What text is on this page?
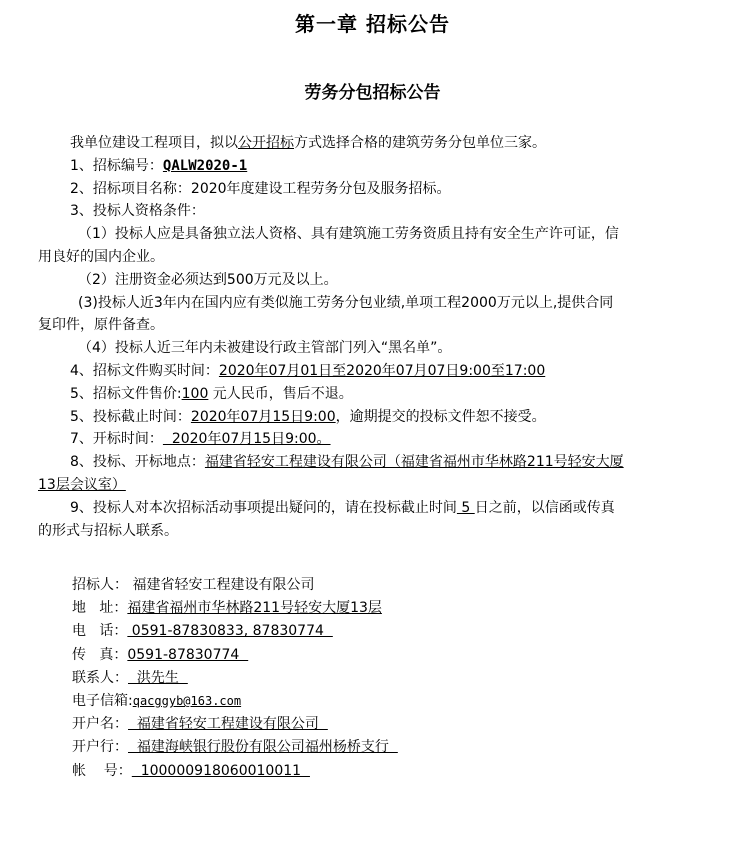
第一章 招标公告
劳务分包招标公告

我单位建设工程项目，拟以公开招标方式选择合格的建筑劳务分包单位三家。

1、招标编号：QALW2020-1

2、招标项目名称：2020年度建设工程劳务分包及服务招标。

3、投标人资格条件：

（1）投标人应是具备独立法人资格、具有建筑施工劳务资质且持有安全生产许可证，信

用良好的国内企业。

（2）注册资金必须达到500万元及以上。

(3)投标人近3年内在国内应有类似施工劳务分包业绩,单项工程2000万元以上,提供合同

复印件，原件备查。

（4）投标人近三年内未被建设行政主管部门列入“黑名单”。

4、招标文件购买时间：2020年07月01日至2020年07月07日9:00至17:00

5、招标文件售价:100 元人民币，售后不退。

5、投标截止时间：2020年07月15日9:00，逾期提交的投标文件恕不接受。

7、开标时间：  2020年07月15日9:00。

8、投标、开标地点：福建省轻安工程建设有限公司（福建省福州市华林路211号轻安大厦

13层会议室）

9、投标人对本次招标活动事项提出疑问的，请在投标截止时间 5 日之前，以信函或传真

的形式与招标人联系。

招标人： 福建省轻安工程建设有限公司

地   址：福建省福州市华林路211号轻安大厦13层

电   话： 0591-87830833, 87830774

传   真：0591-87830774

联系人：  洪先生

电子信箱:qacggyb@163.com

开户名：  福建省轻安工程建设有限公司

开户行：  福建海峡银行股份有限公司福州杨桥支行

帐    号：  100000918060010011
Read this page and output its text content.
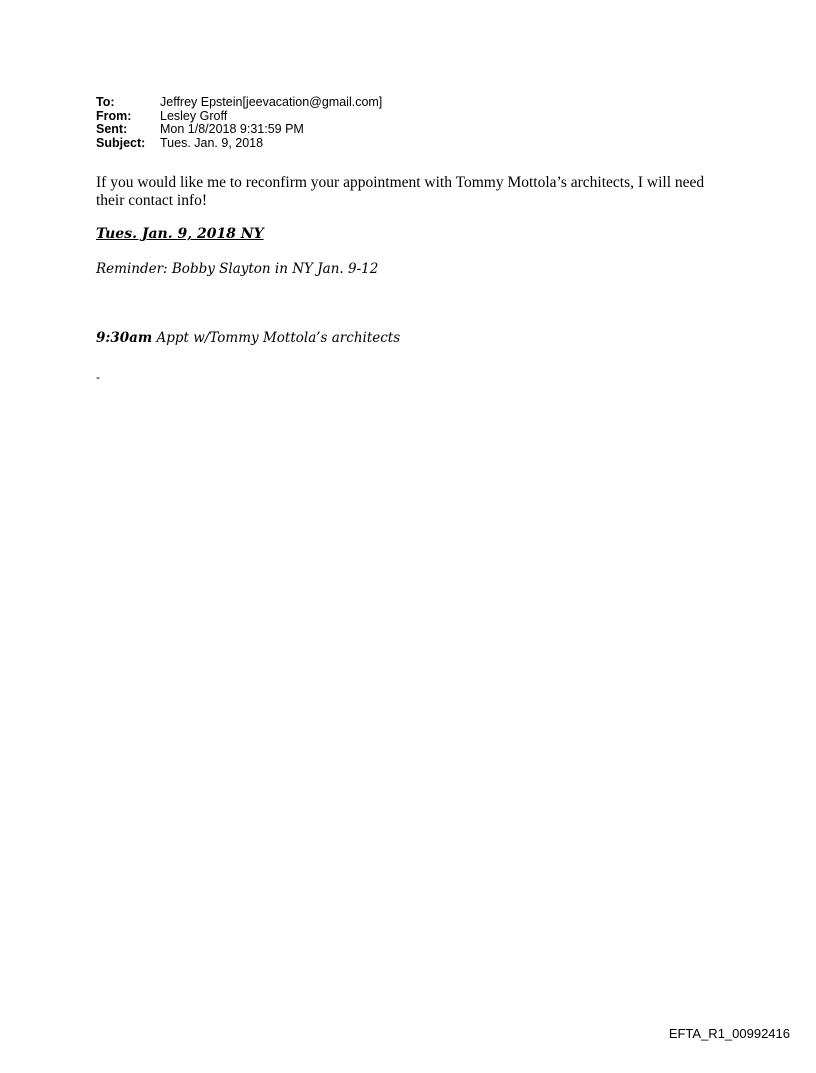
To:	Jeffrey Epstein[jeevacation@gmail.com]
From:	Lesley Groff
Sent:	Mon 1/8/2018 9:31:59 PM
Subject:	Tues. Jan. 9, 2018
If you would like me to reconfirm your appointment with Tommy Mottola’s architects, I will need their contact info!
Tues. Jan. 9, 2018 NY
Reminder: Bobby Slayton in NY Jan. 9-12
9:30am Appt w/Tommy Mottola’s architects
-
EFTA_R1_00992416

————

→ What is needed
Quote every line of the records above exactly; no picture is to be copied.

→ Finished task
What text is on this page?
第一章 招标公告
劳务分包招标公告

我单位建设工程项目，拟以公开招标方式选择合格的建筑劳务分包单位三家。

1、招标编号：QALW2020-1

2、招标项目名称：2020年度建设工程劳务分包及服务招标。

3、投标人资格条件：

（1）投标人应是具备独立法人资格、具有建筑施工劳务资质且持有安全生产许可证，信

用良好的国内企业。

（2）注册资金必须达到500万元及以上。

(3)投标人近3年内在国内应有类似施工劳务分包业绩,单项工程2000万元以上,提供合同

复印件，原件备查。

（4）投标人近三年内未被建设行政主管部门列入“黑名单”。

4、招标文件购买时间：2020年07月01日至2020年07月07日9:00至17:00

5、招标文件售价:100 元人民币，售后不退。

5、投标截止时间：2020年07月15日9:00，逾期提交的投标文件恕不接受。

7、开标时间：  2020年07月15日9:00。

8、投标、开标地点：福建省轻安工程建设有限公司（福建省福州市华林路211号轻安大厦

13层会议室）

9、投标人对本次招标活动事项提出疑问的，请在投标截止时间 5 日之前，以信函或传真

的形式与招标人联系。

招标人： 福建省轻安工程建设有限公司

地   址：福建省福州市华林路211号轻安大厦13层

电   话： 0591-87830833, 87830774

传   真：0591-87830774

联系人：  洪先生

电子信箱:qacggyb@163.com

开户名：  福建省轻安工程建设有限公司

开户行：  福建海峡银行股份有限公司福州杨桥支行

帐    号：  100000918060010011
Read this page and output its text content.
To:	Jeffrey Epstein[jeevacation@gmail.com]
From:	Lesley Groff
Sent:	Mon 1/8/2018 9:31:59 PM
Subject:	Tues. Jan. 9, 2018
If you would like me to reconfirm your appointment with Tommy Mottola’s architects, I will need their contact info!
Tues. Jan. 9, 2018 NY
Reminder: Bobby Slayton in NY Jan. 9-12
9:30am Appt w/Tommy Mottola’s architects
-
EFTA_R1_00992416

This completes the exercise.